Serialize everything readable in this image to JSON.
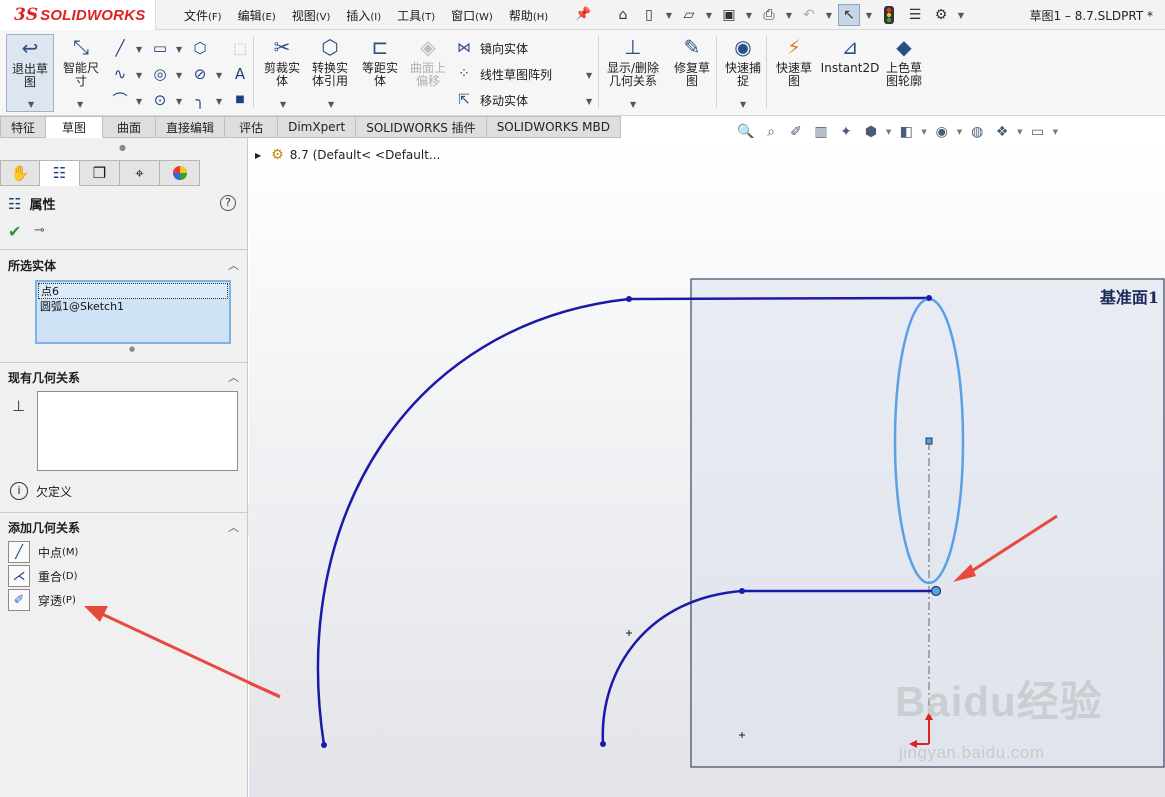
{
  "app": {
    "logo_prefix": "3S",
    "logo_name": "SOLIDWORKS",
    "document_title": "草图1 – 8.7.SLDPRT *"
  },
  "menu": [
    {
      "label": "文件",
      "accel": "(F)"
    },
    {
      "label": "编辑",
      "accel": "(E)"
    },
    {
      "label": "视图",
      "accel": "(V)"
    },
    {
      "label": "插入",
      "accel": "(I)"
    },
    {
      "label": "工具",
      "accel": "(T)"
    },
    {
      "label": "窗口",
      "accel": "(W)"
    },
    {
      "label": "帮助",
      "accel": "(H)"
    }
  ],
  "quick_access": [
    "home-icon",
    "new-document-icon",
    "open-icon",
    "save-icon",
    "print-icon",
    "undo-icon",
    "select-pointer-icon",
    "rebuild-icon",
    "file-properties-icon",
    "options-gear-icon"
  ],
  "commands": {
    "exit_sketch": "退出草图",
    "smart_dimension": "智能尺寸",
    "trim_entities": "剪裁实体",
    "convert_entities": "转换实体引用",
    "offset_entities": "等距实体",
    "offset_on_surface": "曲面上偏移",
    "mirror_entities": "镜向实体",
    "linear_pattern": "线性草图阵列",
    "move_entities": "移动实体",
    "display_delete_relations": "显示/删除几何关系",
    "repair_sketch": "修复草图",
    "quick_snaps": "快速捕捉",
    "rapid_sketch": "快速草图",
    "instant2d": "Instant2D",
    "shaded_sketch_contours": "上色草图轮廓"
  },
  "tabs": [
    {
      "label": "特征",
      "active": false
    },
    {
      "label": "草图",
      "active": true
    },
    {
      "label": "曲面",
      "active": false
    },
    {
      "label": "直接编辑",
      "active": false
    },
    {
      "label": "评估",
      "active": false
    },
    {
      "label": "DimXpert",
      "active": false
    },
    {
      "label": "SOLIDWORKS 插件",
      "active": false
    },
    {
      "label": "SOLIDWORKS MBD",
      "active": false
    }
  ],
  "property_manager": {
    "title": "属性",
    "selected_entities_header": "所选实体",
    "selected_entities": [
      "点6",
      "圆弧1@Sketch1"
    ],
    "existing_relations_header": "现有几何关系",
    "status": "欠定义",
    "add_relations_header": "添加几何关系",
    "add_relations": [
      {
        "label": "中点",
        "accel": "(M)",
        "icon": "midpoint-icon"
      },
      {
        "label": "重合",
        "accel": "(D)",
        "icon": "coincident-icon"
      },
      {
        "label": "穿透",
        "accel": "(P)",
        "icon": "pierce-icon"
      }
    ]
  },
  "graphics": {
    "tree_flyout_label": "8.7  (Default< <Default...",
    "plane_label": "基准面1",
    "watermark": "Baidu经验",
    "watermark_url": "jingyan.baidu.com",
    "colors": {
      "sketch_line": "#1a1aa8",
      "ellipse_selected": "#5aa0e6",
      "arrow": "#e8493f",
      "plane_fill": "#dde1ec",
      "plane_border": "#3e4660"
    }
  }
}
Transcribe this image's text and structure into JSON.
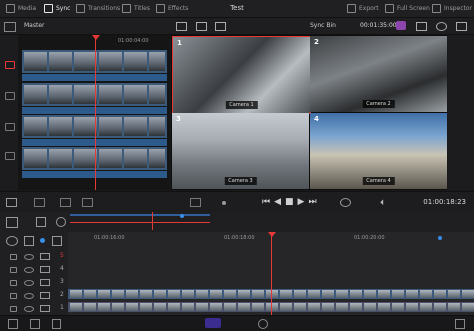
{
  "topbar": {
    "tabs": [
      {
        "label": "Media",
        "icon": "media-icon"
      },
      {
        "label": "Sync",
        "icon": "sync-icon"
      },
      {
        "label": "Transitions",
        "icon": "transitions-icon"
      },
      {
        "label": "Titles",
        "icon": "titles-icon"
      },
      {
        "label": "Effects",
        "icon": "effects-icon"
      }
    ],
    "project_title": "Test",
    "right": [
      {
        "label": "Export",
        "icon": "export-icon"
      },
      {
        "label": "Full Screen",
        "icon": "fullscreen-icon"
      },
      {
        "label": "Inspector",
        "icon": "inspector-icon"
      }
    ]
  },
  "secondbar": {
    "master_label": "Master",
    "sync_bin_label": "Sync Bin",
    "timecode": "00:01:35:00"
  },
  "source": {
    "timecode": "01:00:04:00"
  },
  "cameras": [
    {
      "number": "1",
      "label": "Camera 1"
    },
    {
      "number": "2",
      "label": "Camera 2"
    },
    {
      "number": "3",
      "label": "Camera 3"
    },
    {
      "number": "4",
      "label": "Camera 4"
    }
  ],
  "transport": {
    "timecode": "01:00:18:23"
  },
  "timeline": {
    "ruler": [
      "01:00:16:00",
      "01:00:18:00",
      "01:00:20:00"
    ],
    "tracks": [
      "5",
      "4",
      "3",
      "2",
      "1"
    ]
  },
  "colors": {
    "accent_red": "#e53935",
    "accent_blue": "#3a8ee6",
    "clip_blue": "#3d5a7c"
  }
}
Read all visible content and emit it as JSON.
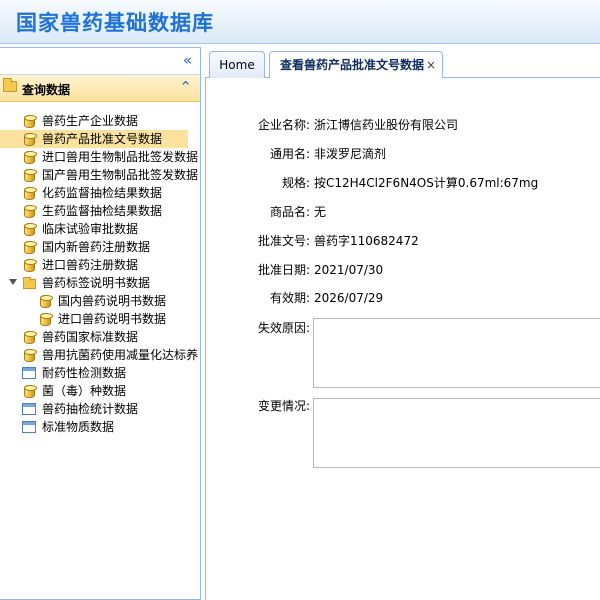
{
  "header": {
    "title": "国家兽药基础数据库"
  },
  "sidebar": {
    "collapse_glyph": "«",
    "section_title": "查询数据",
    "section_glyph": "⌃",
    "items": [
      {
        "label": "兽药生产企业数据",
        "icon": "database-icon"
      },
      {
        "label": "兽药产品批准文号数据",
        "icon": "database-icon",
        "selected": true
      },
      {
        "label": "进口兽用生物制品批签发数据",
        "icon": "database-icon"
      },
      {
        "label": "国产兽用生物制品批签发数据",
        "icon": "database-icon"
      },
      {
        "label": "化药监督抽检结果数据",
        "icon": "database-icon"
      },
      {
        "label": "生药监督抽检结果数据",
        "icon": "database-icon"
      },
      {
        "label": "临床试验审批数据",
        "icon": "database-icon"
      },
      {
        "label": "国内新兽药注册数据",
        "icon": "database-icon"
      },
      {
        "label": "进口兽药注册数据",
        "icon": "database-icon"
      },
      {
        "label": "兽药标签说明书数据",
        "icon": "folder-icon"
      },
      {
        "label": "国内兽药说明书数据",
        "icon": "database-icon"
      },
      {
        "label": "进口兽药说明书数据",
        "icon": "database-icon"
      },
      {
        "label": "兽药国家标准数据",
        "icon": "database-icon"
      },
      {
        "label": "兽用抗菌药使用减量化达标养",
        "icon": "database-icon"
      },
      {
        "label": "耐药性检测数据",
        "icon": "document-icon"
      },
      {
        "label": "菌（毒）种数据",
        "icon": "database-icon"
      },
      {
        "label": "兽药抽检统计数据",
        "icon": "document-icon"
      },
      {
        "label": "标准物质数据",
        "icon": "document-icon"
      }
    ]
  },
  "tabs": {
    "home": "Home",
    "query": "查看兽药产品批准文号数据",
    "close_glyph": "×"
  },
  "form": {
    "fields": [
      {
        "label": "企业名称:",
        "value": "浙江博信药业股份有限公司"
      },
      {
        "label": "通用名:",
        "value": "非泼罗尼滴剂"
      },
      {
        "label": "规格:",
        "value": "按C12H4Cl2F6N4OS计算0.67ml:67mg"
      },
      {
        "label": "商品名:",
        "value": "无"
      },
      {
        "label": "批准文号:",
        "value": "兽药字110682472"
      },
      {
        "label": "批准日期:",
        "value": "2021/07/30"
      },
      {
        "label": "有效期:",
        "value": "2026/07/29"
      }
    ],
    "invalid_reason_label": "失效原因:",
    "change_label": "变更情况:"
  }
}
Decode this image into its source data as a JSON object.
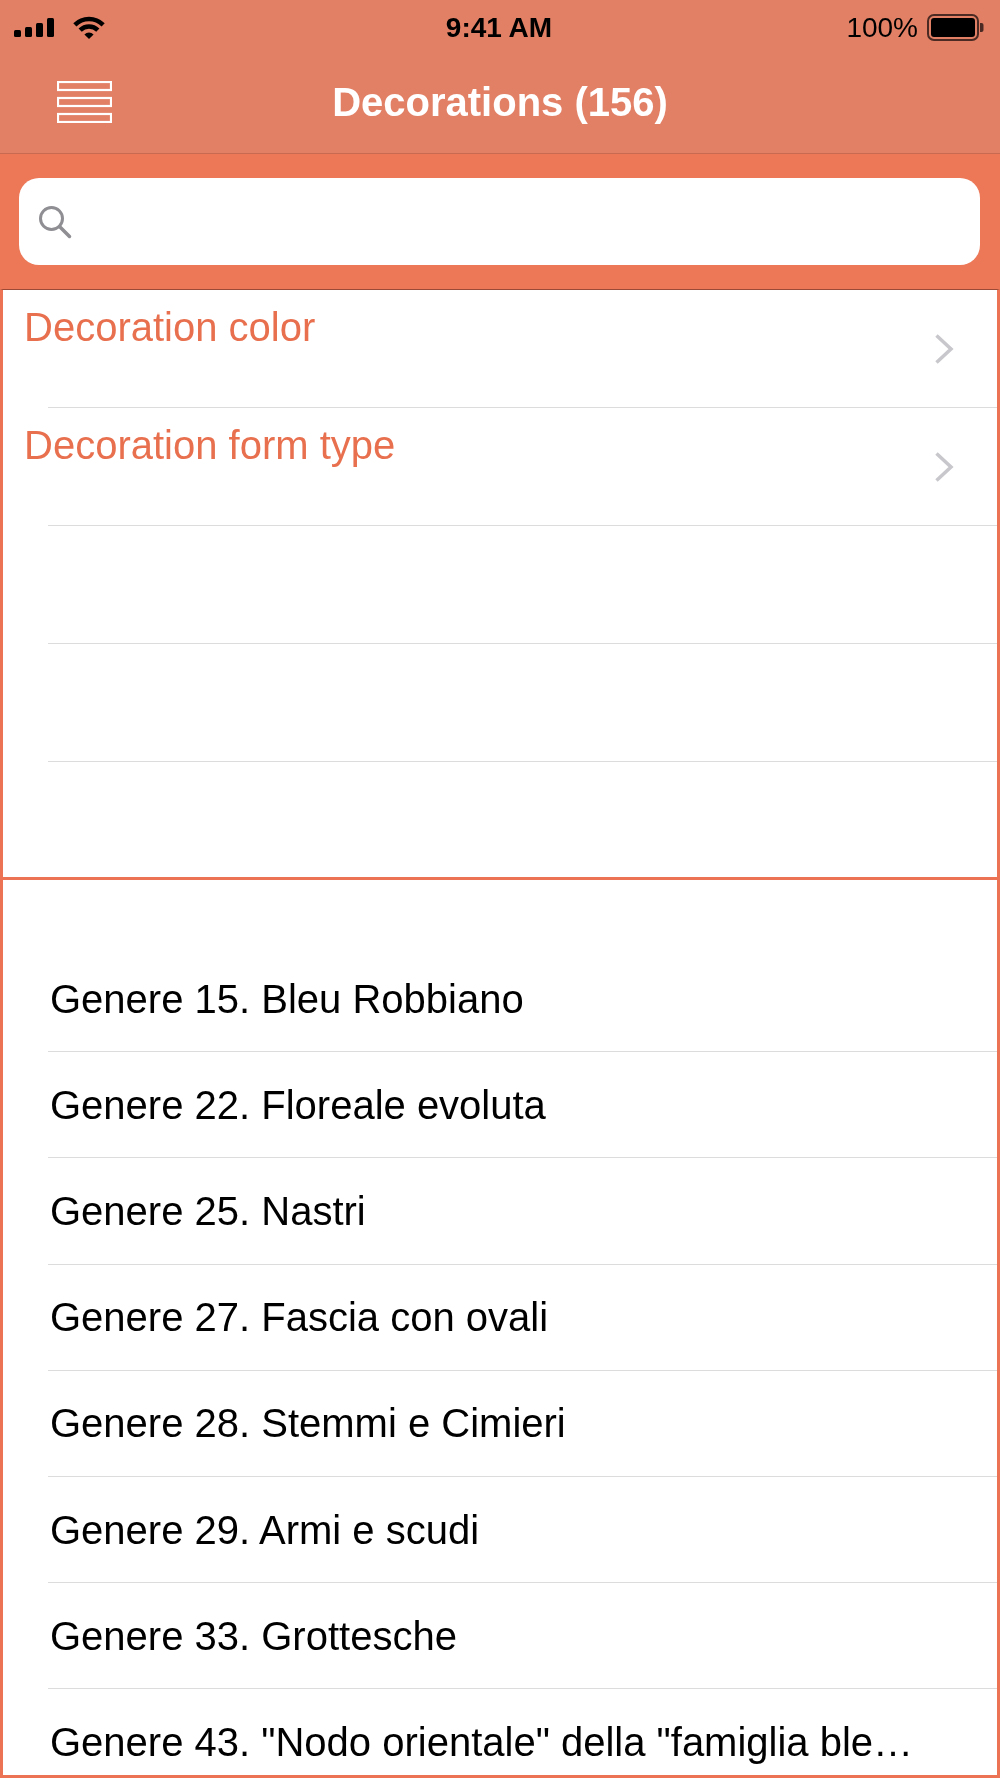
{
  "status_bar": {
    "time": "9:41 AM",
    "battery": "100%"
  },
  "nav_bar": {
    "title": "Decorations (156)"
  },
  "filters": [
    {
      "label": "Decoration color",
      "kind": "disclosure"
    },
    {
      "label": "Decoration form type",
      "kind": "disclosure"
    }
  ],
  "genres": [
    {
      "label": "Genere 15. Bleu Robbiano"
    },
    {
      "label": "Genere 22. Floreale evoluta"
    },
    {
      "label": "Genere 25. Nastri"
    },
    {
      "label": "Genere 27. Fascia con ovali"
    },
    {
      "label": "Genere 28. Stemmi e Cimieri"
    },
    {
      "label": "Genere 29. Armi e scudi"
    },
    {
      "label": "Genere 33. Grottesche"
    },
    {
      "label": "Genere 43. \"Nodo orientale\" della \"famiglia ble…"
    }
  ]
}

Task: Report each line in the data that holds the word "SOLIDWORKS".

Written solution:
    "logo_name": "SOLIDWORKS",
      "label": "SOLIDWORKS 插件",
      "label": "SOLIDWORKS MBD",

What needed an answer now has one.